#### [Exercise details]
Pick out each line in these entries that contains the string "this".

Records
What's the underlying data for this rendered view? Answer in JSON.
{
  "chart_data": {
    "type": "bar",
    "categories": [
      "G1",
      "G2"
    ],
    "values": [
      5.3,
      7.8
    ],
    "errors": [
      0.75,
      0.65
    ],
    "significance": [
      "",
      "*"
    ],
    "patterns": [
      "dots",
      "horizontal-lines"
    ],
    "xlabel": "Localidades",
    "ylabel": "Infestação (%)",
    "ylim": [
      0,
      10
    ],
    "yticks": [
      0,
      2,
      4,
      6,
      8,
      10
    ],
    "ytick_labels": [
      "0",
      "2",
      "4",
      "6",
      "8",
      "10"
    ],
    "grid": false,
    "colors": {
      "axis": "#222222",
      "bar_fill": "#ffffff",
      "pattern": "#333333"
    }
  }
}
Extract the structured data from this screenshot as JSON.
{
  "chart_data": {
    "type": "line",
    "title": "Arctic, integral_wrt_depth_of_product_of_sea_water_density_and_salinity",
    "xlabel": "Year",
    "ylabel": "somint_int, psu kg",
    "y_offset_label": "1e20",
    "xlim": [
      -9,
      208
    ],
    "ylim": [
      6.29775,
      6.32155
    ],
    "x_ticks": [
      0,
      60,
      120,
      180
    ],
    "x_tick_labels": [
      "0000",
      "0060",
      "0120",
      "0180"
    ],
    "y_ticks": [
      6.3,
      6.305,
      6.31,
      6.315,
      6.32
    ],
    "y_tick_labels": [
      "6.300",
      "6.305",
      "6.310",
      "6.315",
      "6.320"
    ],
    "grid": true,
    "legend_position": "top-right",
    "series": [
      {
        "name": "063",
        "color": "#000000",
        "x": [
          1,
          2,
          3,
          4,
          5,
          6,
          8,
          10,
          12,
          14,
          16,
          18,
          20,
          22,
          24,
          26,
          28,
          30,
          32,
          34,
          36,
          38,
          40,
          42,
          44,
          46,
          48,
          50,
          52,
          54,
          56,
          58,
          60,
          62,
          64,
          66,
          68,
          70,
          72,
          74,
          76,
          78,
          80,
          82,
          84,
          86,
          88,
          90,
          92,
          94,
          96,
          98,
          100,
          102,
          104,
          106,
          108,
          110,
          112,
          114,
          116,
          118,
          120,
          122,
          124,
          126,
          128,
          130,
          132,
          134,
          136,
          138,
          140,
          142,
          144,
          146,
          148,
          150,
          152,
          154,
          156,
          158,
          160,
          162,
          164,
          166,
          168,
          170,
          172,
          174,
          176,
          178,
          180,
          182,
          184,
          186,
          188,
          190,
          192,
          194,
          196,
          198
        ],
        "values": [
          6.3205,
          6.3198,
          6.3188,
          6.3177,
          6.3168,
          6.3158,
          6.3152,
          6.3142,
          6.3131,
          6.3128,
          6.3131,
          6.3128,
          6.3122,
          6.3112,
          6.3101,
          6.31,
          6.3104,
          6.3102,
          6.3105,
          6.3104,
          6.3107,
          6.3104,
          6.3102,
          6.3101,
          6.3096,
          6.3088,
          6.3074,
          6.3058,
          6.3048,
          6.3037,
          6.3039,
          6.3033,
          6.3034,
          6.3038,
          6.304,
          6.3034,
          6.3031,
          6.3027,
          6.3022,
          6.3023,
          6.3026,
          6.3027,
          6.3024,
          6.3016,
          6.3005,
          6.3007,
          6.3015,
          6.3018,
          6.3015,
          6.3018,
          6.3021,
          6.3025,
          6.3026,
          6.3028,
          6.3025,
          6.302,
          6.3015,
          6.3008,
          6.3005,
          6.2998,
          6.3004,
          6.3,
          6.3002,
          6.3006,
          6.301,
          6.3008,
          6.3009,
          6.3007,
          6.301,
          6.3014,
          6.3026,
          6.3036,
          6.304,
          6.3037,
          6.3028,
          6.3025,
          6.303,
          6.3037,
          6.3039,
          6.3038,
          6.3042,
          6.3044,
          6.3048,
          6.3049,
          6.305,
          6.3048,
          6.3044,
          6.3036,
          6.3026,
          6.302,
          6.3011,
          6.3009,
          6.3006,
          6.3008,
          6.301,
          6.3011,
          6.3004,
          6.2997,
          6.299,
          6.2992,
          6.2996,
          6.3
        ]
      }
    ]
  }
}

#### [Answer]
What's the underlying data for this rendered view? Answer in JSON.
Extract the structured data from this screenshot as JSON.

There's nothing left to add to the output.